### OBJECTIVE
Without omitting anything, return the records precisely as given.

### Figure record listings
....

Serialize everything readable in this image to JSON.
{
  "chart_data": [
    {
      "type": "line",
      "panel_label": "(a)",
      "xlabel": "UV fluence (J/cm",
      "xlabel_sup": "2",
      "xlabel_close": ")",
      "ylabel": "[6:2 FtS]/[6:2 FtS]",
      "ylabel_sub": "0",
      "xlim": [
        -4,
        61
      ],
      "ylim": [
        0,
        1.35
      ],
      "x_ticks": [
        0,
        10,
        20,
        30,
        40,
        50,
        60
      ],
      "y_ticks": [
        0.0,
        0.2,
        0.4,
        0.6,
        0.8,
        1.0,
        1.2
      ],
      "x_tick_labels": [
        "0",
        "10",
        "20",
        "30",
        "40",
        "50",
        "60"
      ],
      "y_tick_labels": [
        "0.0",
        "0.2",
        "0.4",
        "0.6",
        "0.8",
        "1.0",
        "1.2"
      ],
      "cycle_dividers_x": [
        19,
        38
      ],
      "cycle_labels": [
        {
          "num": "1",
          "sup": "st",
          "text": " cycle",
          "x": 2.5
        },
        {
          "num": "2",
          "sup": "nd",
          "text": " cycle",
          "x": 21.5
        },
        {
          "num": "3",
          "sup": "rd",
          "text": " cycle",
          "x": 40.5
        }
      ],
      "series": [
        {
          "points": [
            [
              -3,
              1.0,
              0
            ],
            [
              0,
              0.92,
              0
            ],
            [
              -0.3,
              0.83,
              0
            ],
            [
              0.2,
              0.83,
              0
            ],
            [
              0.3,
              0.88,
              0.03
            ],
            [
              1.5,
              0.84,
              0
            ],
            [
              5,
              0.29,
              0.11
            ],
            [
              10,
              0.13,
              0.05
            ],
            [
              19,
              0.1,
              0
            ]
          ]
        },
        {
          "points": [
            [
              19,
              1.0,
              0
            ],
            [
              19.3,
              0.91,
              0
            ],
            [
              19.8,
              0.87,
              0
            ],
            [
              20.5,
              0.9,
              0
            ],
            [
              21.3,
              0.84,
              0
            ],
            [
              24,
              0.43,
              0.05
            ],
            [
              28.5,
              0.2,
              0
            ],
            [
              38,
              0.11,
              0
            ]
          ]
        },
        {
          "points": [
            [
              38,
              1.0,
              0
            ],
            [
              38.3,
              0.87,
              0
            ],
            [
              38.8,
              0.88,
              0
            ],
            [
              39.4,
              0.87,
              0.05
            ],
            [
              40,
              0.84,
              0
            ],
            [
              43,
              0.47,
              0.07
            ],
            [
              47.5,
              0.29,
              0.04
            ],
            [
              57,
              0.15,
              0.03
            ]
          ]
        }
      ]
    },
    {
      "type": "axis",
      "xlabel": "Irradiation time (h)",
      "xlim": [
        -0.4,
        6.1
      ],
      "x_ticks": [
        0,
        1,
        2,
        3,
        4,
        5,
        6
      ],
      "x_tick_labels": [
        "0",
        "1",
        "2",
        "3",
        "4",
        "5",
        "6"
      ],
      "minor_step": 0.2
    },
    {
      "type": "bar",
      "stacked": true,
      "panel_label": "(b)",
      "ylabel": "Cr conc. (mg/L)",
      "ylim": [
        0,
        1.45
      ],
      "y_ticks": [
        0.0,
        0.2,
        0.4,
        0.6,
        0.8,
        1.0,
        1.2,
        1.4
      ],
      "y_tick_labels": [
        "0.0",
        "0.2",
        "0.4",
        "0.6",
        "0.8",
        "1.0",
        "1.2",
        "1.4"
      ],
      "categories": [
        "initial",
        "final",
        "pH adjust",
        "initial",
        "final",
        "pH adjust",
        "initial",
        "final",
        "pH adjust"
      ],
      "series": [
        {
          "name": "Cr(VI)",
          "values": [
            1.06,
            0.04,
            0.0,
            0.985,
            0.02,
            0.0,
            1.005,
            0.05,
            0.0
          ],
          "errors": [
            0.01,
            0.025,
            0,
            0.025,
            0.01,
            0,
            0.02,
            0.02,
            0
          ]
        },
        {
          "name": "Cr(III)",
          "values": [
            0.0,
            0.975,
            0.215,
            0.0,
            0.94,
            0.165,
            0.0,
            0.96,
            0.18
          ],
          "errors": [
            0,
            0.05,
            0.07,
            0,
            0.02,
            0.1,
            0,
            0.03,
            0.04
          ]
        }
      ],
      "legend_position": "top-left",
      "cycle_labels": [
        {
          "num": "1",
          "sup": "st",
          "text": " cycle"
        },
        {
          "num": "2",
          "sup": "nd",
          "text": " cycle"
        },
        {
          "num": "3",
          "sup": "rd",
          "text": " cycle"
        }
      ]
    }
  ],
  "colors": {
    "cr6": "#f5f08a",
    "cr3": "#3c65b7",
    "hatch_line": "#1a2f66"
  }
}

....

### CORRECT OUTPUT
Serialize everything readable in this image to JSON.
{
  "chart_data": [
    {
      "type": "line",
      "panel_label": "(a)",
      "xlabel": "UV fluence (J/cm",
      "xlabel_sup": "2",
      "xlabel_close": ")",
      "ylabel": "[6:2 FtS]/[6:2 FtS]",
      "ylabel_sub": "0",
      "xlim": [
        -4,
        61
      ],
      "ylim": [
        0,
        1.35
      ],
      "x_ticks": [
        0,
        10,
        20,
        30,
        40,
        50,
        60
      ],
      "y_ticks": [
        0.0,
        0.2,
        0.4,
        0.6,
        0.8,
        1.0,
        1.2
      ],
      "x_tick_labels": [
        "0",
        "10",
        "20",
        "30",
        "40",
        "50",
        "60"
      ],
      "y_tick_labels": [
        "0.0",
        "0.2",
        "0.4",
        "0.6",
        "0.8",
        "1.0",
        "1.2"
      ],
      "cycle_dividers_x": [
        19,
        38
      ],
      "cycle_labels": [
        {
          "num": "1",
          "sup": "st",
          "text": " cycle",
          "x": 2.5
        },
        {
          "num": "2",
          "sup": "nd",
          "text": " cycle",
          "x": 21.5
        },
        {
          "num": "3",
          "sup": "rd",
          "text": " cycle",
          "x": 40.5
        }
      ],
      "series": [
        {
          "points": [
            [
              -3,
              1.0,
              0
            ],
            [
              0,
              0.92,
              0
            ],
            [
              -0.3,
              0.83,
              0
            ],
            [
              0.2,
              0.83,
              0
            ],
            [
              0.3,
              0.88,
              0.03
            ],
            [
              1.5,
              0.84,
              0
            ],
            [
              5,
              0.29,
              0.11
            ],
            [
              10,
              0.13,
              0.05
            ],
            [
              19,
              0.1,
              0
            ]
          ]
        },
        {
          "points": [
            [
              19,
              1.0,
              0
            ],
            [
              19.3,
              0.91,
              0
            ],
            [
              19.8,
              0.87,
              0
            ],
            [
              20.5,
              0.9,
              0
            ],
            [
              21.3,
              0.84,
              0
            ],
            [
              24,
              0.43,
              0.05
            ],
            [
              28.5,
              0.2,
              0
            ],
            [
              38,
              0.11,
              0
            ]
          ]
        },
        {
          "points": [
            [
              38,
              1.0,
              0
            ],
            [
              38.3,
              0.87,
              0
            ],
            [
              38.8,
              0.88,
              0
            ],
            [
              39.4,
              0.87,
              0.05
            ],
            [
              40,
              0.84,
              0
            ],
            [
              43,
              0.47,
              0.07
            ],
            [
              47.5,
              0.29,
              0.04
            ],
            [
              57,
              0.15,
              0.03
            ]
          ]
        }
      ]
    },
    {
      "type": "axis",
      "xlabel": "Irradiation time (h)",
      "xlim": [
        -0.4,
        6.1
      ],
      "x_ticks": [
        0,
        1,
        2,
        3,
        4,
        5,
        6
      ],
      "x_tick_labels": [
        "0",
        "1",
        "2",
        "3",
        "4",
        "5",
        "6"
      ],
      "minor_step": 0.2
    },
    {
      "type": "bar",
      "stacked": true,
      "panel_label": "(b)",
      "ylabel": "Cr conc. (mg/L)",
      "ylim": [
        0,
        1.45
      ],
      "y_ticks": [
        0.0,
        0.2,
        0.4,
        0.6,
        0.8,
        1.0,
        1.2,
        1.4
      ],
      "y_tick_labels": [
        "0.0",
        "0.2",
        "0.4",
        "0.6",
        "0.8",
        "1.0",
        "1.2",
        "1.4"
      ],
      "categories": [
        "initial",
        "final",
        "pH adjust",
        "initial",
        "final",
        "pH adjust",
        "initial",
        "final",
        "pH adjust"
      ],
      "series": [
        {
          "name": "Cr(VI)",
          "values": [
            1.06,
            0.04,
            0.0,
            0.985,
            0.02,
            0.0,
            1.005,
            0.05,
            0.0
          ],
          "errors": [
            0.01,
            0.025,
            0,
            0.025,
            0.01,
            0,
            0.02,
            0.02,
            0
          ]
        },
        {
          "name": "Cr(III)",
          "values": [
            0.0,
            0.975,
            0.215,
            0.0,
            0.94,
            0.165,
            0.0,
            0.96,
            0.18
          ],
          "errors": [
            0,
            0.05,
            0.07,
            0,
            0.02,
            0.1,
            0,
            0.03,
            0.04
          ]
        }
      ],
      "legend_position": "top-left",
      "cycle_labels": [
        {
          "num": "1",
          "sup": "st",
          "text": " cycle"
        },
        {
          "num": "2",
          "sup": "nd",
          "text": " cycle"
        },
        {
          "num": "3",
          "sup": "rd",
          "text": " cycle"
        }
      ]
    }
  ],
  "colors": {
    "cr6": "#f5f08a",
    "cr3": "#3c65b7",
    "hatch_line": "#1a2f66"
  }
}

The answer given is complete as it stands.